Work to complete :: Reproduce the records below exactly, leaving out any pictures.
*** Record set ***
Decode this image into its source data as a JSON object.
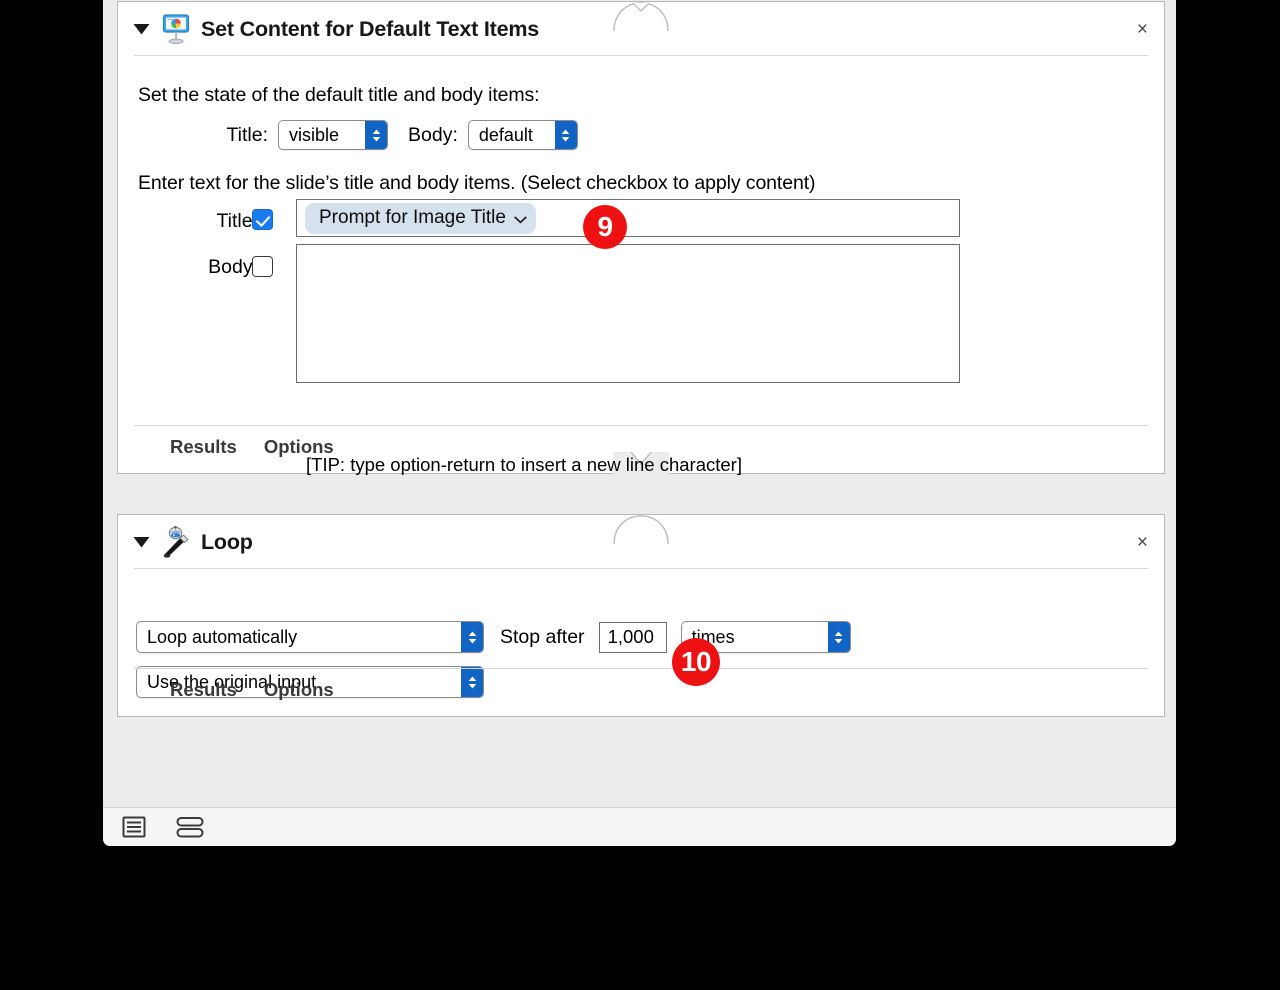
{
  "window": {
    "bottom_toolbar": {
      "view_list_icon": "list-view-icon",
      "view_split_icon": "split-view-icon"
    }
  },
  "actions": [
    {
      "id": "set-content",
      "title": "Set Content for Default Text Items",
      "icon": "keynote-presentation-icon",
      "disclosure": "triangle-down-icon",
      "close_label": "×",
      "description_1": "Set the state of the default title and body items:",
      "description_2": "Enter text for the slide’s title and body items. (Select checkbox to apply content)",
      "state_row": {
        "title_label": "Title:",
        "title_value": "visible",
        "body_label": "Body:",
        "body_value": "default"
      },
      "content_rows": {
        "title_label": "Title:",
        "title_checked": true,
        "title_token": "Prompt for Image Title",
        "body_label": "Body:",
        "body_checked": false,
        "body_value": ""
      },
      "tip": "[TIP: type option-return to insert a new line character]",
      "footer_tabs": [
        "Results",
        "Options"
      ]
    },
    {
      "id": "loop",
      "title": "Loop",
      "icon": "automator-robot-icon",
      "disclosure": "triangle-down-icon",
      "close_label": "×",
      "mode_value": "Loop automatically",
      "stop_after_label": "Stop after",
      "stop_after_value": "1,000",
      "stop_unit_value": "times",
      "input_value": "Use the original input",
      "footer_tabs": [
        "Results",
        "Options"
      ]
    }
  ],
  "annotations": [
    {
      "id": "badge-9",
      "label": "9",
      "color": "#ee1111"
    },
    {
      "id": "badge-10",
      "label": "10",
      "color": "#ee1111"
    }
  ]
}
***
Final result ::
Decode this image into its source data as a JSON object.
{
  "window": {
    "bottom_toolbar": {
      "view_list_icon": "list-view-icon",
      "view_split_icon": "split-view-icon"
    }
  },
  "actions": [
    {
      "id": "set-content",
      "title": "Set Content for Default Text Items",
      "icon": "keynote-presentation-icon",
      "disclosure": "triangle-down-icon",
      "close_label": "×",
      "description_1": "Set the state of the default title and body items:",
      "description_2": "Enter text for the slide’s title and body items. (Select checkbox to apply content)",
      "state_row": {
        "title_label": "Title:",
        "title_value": "visible",
        "body_label": "Body:",
        "body_value": "default"
      },
      "content_rows": {
        "title_label": "Title:",
        "title_checked": true,
        "title_token": "Prompt for Image Title",
        "body_label": "Body:",
        "body_checked": false,
        "body_value": ""
      },
      "tip": "[TIP: type option-return to insert a new line character]",
      "footer_tabs": [
        "Results",
        "Options"
      ]
    },
    {
      "id": "loop",
      "title": "Loop",
      "icon": "automator-robot-icon",
      "disclosure": "triangle-down-icon",
      "close_label": "×",
      "mode_value": "Loop automatically",
      "stop_after_label": "Stop after",
      "stop_after_value": "1,000",
      "stop_unit_value": "times",
      "input_value": "Use the original input",
      "footer_tabs": [
        "Results",
        "Options"
      ]
    }
  ],
  "annotations": [
    {
      "id": "badge-9",
      "label": "9",
      "color": "#ee1111"
    },
    {
      "id": "badge-10",
      "label": "10",
      "color": "#ee1111"
    }
  ]
}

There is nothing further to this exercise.